[GitHub] spark pull request: [SQL] Various DataFrame DSL update.

mengxr Wed, 28 Jan 2015 23:23:30 -0800

Github user mengxr commented on a diff in the pull request:

    https://github.com/apache/spark/pull/4260#discussion_r23750396
  
    --- Diff: 
mllib/src/main/scala/org/apache/spark/ml/classification/LogisticRegression.scala
 ---
    @@ -133,15 +132,14 @@ class LogisticRegressionModel private[ml] (
       override def transform(dataset: DataFrame, paramMap: ParamMap): 
DataFrame = {
         transformSchema(dataset.schema, paramMap, logging = true)
         val map = this.paramMap ++ paramMap
    -    val score: Vector => Double = (v) => {
    +    val scoreFunction: Vector => Double = (v) => {
           val margin = BLAS.dot(v, weights)
           1.0 / (1.0 + math.exp(-margin))
         }
         val t = map(threshold)
    -    val predict: Double => Double = (score) => {
    -      if (score > t) 1.0 else 0.0
    -    }
    -    dataset.select($"*", callUDF(score, 
Column(map(featuresCol))).as(map(scoreCol)))

OBJECTIVES
1. Answer these questions about the comment:
(a) Which GitHub user posted it?
(b) What is the name of the Scala file the diff changes?
(c) In the changed line, what new name does the value previously called score receive?
2. Write out the comment starting with "https://github.com/apache/spark/pull/4260#discussion_r23750396" and going on through "(1.0 + math.exp(-margin))", substituting "coefficients" for "weights".

RECORDED INFORMATION

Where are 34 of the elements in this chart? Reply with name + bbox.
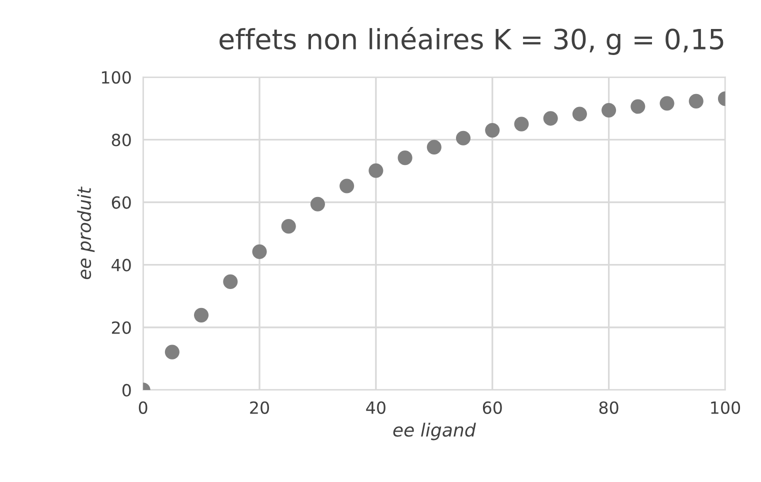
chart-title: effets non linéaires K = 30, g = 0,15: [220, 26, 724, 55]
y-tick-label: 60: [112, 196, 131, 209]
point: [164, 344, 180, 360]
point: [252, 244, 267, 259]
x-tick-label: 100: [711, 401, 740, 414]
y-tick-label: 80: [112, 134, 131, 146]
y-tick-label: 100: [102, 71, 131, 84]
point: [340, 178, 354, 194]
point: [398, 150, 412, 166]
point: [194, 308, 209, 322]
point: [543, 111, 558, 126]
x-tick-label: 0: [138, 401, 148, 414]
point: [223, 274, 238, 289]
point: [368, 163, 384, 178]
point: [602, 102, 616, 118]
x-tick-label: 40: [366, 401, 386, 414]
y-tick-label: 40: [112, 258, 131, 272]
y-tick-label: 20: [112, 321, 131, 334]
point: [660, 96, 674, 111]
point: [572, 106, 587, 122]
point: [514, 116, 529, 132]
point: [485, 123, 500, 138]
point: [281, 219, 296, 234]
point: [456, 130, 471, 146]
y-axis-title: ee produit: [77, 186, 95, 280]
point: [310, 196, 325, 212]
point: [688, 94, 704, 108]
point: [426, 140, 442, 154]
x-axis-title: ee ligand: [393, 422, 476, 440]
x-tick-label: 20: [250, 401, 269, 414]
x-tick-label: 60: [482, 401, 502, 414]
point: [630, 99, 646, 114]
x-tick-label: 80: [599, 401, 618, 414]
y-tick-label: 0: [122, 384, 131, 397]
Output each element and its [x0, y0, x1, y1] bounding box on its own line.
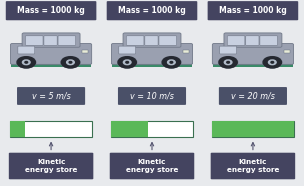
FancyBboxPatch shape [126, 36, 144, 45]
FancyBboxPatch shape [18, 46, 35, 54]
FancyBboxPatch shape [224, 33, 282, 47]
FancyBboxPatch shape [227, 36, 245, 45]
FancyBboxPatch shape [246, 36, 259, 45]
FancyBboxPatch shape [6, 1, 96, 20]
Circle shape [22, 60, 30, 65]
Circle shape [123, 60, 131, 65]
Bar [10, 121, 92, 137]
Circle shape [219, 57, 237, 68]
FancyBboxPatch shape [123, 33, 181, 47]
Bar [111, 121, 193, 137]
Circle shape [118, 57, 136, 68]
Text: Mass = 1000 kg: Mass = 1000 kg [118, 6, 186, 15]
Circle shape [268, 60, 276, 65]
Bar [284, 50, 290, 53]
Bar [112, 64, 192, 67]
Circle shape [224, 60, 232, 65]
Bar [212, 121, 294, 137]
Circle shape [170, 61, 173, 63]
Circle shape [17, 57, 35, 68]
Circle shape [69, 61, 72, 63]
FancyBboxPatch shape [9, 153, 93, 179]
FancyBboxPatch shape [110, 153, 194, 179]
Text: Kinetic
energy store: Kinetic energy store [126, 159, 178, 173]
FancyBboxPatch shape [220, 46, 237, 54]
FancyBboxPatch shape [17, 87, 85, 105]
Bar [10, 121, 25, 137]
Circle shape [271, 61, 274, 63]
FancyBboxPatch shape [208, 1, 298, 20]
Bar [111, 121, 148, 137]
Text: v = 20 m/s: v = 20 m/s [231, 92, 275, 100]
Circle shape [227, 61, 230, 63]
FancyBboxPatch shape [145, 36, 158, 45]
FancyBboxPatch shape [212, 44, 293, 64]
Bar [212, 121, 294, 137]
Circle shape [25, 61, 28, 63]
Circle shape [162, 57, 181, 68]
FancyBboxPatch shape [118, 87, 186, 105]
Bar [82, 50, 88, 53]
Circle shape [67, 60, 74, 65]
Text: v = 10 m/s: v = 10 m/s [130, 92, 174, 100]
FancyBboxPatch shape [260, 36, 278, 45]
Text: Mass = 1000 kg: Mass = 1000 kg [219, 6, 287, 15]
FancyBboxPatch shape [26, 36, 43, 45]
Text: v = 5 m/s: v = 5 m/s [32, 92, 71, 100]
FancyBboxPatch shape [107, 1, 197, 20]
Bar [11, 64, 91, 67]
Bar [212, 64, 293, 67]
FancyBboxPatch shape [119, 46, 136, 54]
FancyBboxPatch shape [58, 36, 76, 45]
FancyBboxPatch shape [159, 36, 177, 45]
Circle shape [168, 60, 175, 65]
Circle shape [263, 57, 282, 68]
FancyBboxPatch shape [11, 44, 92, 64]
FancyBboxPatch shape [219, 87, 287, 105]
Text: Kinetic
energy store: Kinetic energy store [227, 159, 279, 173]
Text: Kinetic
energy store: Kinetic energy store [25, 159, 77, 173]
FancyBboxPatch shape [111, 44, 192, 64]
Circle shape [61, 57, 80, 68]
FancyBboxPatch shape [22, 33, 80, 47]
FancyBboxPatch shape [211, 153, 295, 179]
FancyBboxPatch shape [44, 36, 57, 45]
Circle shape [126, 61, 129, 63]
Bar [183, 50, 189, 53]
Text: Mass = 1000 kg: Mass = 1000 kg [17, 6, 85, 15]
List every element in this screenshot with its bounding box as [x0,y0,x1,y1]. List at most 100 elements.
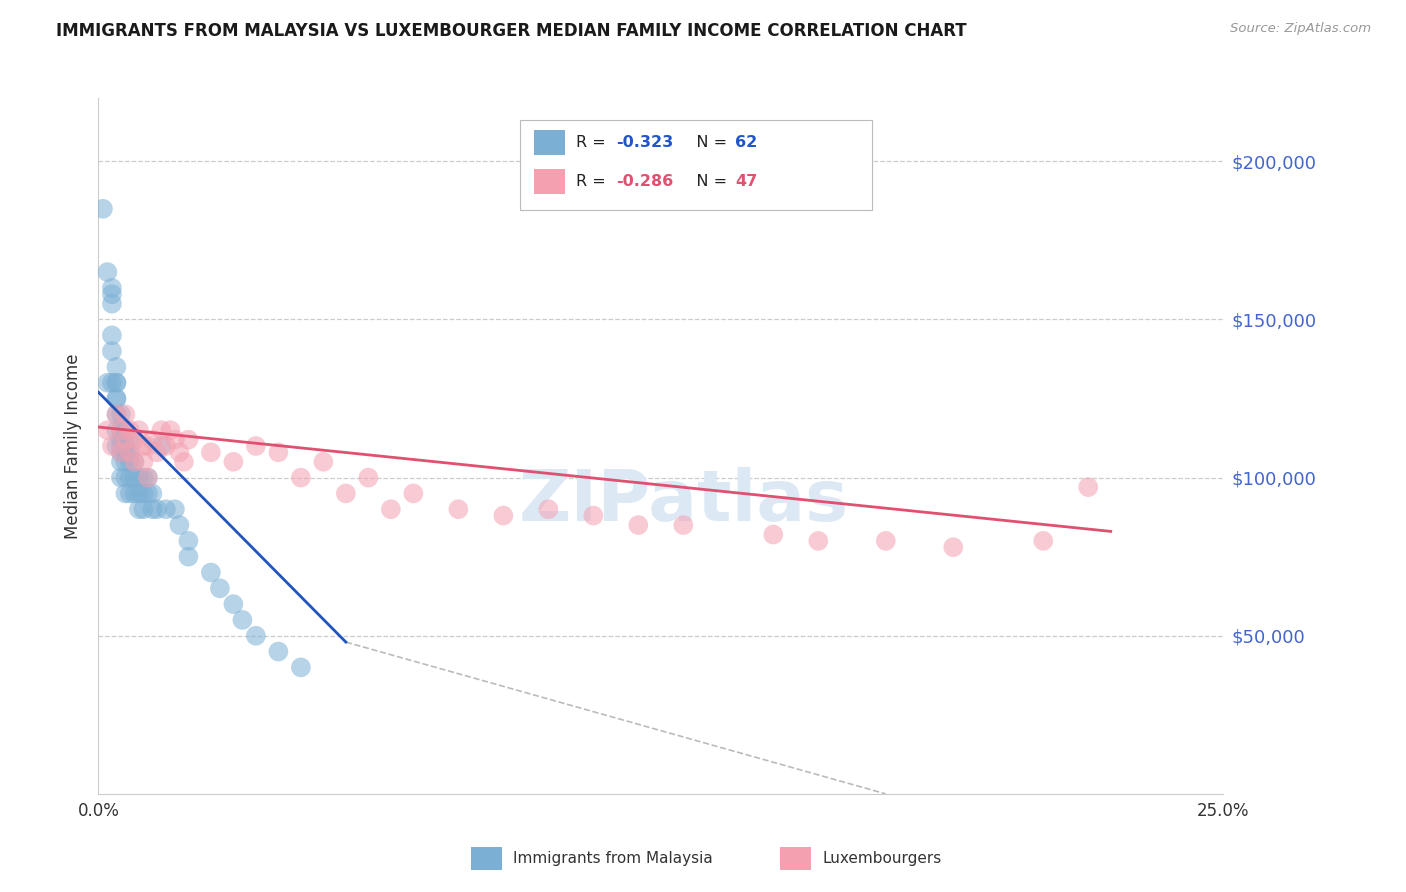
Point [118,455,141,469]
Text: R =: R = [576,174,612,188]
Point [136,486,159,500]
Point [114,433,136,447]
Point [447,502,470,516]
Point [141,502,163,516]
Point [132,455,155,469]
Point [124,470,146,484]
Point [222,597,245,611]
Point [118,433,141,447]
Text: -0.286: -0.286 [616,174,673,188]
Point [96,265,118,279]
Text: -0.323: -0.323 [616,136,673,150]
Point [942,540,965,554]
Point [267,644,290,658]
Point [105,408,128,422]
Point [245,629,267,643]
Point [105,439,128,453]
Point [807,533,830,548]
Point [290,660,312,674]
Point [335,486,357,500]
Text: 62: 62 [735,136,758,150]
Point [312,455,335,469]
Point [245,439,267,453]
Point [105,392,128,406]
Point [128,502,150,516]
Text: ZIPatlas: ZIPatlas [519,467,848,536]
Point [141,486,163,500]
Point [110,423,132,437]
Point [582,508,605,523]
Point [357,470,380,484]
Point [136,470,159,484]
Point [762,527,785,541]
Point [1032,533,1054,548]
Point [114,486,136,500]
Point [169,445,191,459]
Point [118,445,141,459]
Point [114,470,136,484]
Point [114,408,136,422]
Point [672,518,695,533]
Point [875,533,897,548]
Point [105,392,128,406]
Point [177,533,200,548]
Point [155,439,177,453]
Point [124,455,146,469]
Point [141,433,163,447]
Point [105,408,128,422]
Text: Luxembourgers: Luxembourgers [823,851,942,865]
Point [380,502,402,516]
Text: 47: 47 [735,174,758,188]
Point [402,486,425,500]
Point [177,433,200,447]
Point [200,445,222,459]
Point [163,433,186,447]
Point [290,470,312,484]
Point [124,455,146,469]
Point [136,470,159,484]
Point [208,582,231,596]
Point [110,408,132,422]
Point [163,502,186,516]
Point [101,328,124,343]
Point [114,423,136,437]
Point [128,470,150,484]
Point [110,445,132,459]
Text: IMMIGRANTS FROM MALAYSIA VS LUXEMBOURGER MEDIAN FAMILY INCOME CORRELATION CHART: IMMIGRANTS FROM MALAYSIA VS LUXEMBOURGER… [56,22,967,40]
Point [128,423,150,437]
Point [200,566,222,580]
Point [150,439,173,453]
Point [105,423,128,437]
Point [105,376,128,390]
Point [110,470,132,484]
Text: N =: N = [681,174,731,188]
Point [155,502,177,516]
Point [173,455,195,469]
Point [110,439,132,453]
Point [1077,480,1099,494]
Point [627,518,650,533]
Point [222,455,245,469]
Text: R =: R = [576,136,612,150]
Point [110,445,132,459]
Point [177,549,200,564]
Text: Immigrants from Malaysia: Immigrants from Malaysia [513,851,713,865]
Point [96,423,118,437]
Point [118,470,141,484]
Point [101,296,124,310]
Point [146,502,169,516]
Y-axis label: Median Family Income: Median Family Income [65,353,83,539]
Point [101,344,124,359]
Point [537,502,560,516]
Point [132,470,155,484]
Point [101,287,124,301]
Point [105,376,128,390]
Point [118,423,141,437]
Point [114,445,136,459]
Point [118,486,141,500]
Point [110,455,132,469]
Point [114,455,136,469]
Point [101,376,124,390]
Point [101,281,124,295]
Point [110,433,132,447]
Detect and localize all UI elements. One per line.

EXPECTED RESULTS
1.
(a) mengxr
(b) LogisticRegression.scala
(c) scoreFunction

2.
https://github.com/apache/spark/pull/4260#discussion_r23750396
  
    --- Diff: 
mllib/src/main/scala/org/apache/spark/ml/classification/LogisticRegression.scala
 ---
    @@ -133,15 +132,14 @@ class LogisticRegressionModel private[ml] (
       override def transform(dataset: DataFrame, paramMap: ParamMap): 
DataFrame = {
         transformSchema(dataset.schema, paramMap, logging = true)
         val map = this.paramMap ++ paramMap
    -    val score: Vector => Double = (v) => {
    +    val scoreFunction: Vector => Double = (v) => {
           val margin = BLAS.dot(v, coefficients)
           1.0 / (1.0 + math.exp(-margin))